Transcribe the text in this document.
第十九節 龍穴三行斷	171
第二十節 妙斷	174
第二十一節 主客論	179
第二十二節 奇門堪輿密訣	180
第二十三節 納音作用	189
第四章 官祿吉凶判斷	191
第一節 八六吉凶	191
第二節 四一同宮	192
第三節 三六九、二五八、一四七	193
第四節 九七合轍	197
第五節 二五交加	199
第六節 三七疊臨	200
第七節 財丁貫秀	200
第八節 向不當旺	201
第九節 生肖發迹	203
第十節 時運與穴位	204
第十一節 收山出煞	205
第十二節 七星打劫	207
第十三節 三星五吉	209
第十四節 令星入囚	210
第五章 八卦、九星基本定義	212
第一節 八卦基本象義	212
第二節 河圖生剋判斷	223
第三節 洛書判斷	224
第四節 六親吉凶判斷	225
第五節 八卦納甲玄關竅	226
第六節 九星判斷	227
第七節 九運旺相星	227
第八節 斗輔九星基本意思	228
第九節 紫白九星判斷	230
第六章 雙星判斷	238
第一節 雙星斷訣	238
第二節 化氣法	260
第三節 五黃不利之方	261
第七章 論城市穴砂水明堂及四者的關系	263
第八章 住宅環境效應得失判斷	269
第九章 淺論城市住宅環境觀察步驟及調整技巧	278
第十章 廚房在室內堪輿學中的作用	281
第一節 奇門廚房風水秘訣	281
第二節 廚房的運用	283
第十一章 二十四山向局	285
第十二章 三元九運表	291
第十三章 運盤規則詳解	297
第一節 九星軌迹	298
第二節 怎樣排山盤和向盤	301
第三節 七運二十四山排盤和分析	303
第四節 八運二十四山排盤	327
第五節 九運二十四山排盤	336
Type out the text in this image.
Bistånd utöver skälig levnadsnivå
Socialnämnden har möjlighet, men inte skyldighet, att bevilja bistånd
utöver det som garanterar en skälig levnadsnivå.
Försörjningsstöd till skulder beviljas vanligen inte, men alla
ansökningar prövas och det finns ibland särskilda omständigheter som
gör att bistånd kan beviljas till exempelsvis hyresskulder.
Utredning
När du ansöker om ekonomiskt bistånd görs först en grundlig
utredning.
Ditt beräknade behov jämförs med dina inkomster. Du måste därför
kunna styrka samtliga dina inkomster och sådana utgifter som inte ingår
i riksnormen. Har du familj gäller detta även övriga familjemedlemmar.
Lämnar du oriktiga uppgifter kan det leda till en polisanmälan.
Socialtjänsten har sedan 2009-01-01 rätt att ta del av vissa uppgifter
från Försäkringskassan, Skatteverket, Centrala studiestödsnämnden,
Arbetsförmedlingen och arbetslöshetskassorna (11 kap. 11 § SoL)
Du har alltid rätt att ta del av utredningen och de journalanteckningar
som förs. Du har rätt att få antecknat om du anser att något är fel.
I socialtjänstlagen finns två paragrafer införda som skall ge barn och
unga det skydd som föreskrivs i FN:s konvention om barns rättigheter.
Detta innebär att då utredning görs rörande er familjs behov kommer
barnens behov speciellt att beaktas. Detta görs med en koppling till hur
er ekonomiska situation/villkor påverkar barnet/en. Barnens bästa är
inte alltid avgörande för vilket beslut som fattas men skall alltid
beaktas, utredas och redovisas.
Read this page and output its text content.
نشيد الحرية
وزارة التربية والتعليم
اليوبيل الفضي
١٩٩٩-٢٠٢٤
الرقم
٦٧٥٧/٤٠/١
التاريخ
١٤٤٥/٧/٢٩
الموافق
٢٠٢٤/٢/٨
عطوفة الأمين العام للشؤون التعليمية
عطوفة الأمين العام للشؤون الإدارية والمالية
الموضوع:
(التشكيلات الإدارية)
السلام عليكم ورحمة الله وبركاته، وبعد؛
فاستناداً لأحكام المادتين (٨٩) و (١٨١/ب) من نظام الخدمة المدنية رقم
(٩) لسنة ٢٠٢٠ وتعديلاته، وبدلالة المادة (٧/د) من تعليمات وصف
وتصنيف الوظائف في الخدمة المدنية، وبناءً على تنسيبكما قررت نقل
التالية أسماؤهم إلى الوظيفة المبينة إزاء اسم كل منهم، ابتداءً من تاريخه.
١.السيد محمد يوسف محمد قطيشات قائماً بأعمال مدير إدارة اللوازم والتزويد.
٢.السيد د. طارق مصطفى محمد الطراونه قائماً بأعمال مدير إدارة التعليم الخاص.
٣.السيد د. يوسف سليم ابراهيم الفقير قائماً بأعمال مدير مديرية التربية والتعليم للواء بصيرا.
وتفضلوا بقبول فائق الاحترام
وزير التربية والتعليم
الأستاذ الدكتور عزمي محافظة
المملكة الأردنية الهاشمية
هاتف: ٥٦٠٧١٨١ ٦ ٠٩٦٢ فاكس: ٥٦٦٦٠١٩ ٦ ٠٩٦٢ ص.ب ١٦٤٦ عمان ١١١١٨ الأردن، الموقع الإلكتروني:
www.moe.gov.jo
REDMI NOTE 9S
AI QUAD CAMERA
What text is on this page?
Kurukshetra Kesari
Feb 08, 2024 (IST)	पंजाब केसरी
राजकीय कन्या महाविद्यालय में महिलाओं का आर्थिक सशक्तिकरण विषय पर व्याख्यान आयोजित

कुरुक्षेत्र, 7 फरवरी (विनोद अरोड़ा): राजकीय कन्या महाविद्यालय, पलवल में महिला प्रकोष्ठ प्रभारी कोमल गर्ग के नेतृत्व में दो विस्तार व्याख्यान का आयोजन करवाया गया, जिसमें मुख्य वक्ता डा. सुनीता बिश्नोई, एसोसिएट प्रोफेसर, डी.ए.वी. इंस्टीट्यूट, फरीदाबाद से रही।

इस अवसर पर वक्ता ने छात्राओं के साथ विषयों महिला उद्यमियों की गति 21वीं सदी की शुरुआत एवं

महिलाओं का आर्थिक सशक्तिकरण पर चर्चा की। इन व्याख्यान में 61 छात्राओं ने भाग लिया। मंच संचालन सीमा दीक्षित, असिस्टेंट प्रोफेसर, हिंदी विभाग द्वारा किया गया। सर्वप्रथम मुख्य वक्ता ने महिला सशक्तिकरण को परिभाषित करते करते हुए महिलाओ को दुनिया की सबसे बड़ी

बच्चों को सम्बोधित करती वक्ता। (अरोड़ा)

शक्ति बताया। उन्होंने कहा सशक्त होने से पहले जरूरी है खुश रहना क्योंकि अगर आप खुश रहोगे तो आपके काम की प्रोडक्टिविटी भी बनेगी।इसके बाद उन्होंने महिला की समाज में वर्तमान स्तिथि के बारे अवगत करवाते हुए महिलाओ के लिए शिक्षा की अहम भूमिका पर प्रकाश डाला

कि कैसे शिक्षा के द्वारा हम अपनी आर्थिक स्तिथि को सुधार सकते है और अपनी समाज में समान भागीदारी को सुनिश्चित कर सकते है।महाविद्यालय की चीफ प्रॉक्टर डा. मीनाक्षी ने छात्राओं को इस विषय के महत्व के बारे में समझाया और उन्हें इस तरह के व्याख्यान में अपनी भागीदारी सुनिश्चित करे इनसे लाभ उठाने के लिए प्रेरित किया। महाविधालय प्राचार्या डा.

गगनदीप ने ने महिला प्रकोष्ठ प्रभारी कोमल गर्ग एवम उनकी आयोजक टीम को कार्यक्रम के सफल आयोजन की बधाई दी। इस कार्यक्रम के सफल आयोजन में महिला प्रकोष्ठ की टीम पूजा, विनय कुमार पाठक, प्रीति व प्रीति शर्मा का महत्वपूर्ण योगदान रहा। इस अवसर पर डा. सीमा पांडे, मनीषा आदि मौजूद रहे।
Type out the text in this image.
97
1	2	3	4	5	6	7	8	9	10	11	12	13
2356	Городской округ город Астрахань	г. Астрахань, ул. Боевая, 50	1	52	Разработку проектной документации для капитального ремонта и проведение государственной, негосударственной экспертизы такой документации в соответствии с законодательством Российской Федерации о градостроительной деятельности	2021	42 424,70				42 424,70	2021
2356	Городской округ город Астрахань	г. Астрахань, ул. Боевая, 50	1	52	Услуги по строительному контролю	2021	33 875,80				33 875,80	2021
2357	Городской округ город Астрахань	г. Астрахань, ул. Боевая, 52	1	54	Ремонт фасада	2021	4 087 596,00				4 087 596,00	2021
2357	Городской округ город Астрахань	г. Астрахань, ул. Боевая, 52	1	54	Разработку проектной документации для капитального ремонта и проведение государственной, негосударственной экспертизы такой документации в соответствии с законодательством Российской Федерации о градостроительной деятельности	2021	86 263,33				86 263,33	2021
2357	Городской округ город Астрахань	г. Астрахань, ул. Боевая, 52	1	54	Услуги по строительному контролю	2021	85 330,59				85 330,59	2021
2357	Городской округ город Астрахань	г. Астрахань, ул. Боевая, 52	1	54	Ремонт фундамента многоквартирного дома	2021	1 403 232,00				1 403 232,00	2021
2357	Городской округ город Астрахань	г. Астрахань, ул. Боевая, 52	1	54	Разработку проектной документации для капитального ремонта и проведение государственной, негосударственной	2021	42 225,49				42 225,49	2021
....
§ **Directive**: Identify every line holding the word "законодательством" and copy it out.

§ **Solution for this problem**:
2356	Городской округ город Астрахань	г. Астрахань, ул. Боевая, 50	1	52	Разработку проектной документации для капитального ремонта и проведение государственной, негосударственной экспертизы такой документации в соответствии с законодательством Российской Федерации о градостроительной деятельности	2021	42 424,70				42 424,70	2021
2357	Городской округ город Астрахань	г. Астрахань, ул. Боевая, 52	1	54	Разработку проектной документации для капитального ремонта и проведение государственной, негосударственной экспертизы такой документации в соответствии с законодательством Российской Федерации о градостроительной деятельности	2021	86 263,33				86 263,33	2021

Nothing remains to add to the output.